Dataset records:
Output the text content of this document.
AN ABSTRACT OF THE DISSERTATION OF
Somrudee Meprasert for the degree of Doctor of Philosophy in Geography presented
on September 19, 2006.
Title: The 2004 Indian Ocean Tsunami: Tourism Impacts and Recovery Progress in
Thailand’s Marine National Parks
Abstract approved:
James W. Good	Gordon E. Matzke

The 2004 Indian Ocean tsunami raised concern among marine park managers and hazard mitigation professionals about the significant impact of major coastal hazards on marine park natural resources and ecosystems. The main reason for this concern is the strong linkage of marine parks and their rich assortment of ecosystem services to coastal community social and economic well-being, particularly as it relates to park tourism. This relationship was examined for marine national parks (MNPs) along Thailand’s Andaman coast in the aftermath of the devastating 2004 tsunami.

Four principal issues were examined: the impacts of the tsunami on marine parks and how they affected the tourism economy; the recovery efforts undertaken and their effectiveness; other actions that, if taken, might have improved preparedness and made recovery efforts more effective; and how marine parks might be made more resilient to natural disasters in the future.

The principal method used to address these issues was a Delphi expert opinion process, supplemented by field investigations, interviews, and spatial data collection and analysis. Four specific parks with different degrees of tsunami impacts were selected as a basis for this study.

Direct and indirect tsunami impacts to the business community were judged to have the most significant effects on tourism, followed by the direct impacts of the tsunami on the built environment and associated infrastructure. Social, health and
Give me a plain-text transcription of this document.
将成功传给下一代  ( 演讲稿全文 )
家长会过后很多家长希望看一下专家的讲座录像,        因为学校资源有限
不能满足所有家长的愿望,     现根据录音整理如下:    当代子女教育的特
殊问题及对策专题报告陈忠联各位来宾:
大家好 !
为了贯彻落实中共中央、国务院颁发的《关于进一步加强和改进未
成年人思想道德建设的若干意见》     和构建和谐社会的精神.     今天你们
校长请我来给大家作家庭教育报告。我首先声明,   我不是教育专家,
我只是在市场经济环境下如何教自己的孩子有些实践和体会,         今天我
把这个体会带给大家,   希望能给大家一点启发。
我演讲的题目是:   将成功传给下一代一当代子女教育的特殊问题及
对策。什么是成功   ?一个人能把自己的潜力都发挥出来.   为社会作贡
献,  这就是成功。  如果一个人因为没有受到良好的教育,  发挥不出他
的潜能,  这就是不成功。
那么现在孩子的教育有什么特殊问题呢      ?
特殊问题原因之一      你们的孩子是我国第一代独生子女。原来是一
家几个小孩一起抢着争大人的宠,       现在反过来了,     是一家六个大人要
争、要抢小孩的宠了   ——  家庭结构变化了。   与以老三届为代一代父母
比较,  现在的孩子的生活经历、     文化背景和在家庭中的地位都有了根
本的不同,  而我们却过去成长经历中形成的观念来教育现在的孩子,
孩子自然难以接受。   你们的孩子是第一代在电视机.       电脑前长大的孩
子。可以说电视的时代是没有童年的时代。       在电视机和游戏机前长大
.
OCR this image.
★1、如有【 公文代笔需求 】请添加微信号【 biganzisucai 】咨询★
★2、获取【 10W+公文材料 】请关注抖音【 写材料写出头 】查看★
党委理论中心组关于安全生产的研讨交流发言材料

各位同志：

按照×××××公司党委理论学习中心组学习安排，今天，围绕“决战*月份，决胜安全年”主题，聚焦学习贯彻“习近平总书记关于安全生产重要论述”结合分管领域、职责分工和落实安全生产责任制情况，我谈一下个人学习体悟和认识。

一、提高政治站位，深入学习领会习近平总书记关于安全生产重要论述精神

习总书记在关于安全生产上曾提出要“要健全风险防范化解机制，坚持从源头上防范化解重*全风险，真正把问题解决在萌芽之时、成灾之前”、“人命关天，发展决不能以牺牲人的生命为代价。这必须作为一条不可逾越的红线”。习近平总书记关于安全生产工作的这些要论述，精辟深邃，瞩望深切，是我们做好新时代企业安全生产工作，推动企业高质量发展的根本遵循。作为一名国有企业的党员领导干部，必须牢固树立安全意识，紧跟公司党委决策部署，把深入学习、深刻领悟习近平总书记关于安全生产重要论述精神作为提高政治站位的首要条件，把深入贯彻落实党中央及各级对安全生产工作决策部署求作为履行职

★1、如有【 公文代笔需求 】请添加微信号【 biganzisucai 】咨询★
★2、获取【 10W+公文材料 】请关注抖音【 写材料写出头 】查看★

Exercise directions:
Write the lines out verbatim, from the one with "Give me a plain-text" through the last line of the entries, and stop there.

Answer to this problem:
Give me a plain-text transcription of this document.
将成功传给下一代  ( 演讲稿全文 )
家长会过后很多家长希望看一下专家的讲座录像,        因为学校资源有限
不能满足所有家长的愿望,     现根据录音整理如下:    当代子女教育的特
殊问题及对策专题报告陈忠联各位来宾:
大家好 !
为了贯彻落实中共中央、国务院颁发的《关于进一步加强和改进未
成年人思想道德建设的若干意见》     和构建和谐社会的精神.     今天你们
校长请我来给大家作家庭教育报告。我首先声明,   我不是教育专家,
我只是在市场经济环境下如何教自己的孩子有些实践和体会,         今天我
把这个体会带给大家,   希望能给大家一点启发。
我演讲的题目是:   将成功传给下一代一当代子女教育的特殊问题及
对策。什么是成功   ?一个人能把自己的潜力都发挥出来.   为社会作贡
献,  这就是成功。  如果一个人因为没有受到良好的教育,  发挥不出他
的潜能,  这就是不成功。
那么现在孩子的教育有什么特殊问题呢      ?
特殊问题原因之一      你们的孩子是我国第一代独生子女。原来是一
家几个小孩一起抢着争大人的宠,       现在反过来了,     是一家六个大人要
争、要抢小孩的宠了   ——  家庭结构变化了。   与以老三届为代一代父母
比较,  现在的孩子的生活经历、     文化背景和在家庭中的地位都有了根
本的不同,  而我们却过去成长经历中形成的观念来教育现在的孩子,
孩子自然难以接受。   你们的孩子是第一代在电视机.       电脑前长大的孩
子。可以说电视的时代是没有童年的时代。       在电视机和游戏机前长大
.
OCR this image.
★1、如有【 公文代笔需求 】请添加微信号【 biganzisucai 】咨询★
★2、获取【 10W+公文材料 】请关注抖音【 写材料写出头 】查看★
党委理论中心组关于安全生产的研讨交流发言材料

各位同志：

按照×××××公司党委理论学习中心组学习安排，今天，围绕“决战*月份，决胜安全年”主题，聚焦学习贯彻“习近平总书记关于安全生产重要论述”结合分管领域、职责分工和落实安全生产责任制情况，我谈一下个人学习体悟和认识。

一、提高政治站位，深入学习领会习近平总书记关于安全生产重要论述精神

习总书记在关于安全生产上曾提出要“要健全风险防范化解机制，坚持从源头上防范化解重*全风险，真正把问题解决在萌芽之时、成灾之前”、“人命关天，发展决不能以牺牲人的生命为代价。这必须作为一条不可逾越的红线”。习近平总书记关于安全生产工作的这些要论述，精辟深邃，瞩望深切，是我们做好新时代企业安全生产工作，推动企业高质量发展的根本遵循。作为一名国有企业的党员领导干部，必须牢固树立安全意识，紧跟公司党委决策部署，把深入学习、深刻领悟习近平总书记关于安全生产重要论述精神作为提高政治站位的首要条件，把深入贯彻落实党中央及各级对安全生产工作决策部署求作为履行职

★1、如有【 公文代笔需求 】请添加微信号【 biganzisucai 】咨询★
★2、获取【 10W+公文材料 】请关注抖音【 写材料写出头 】查看★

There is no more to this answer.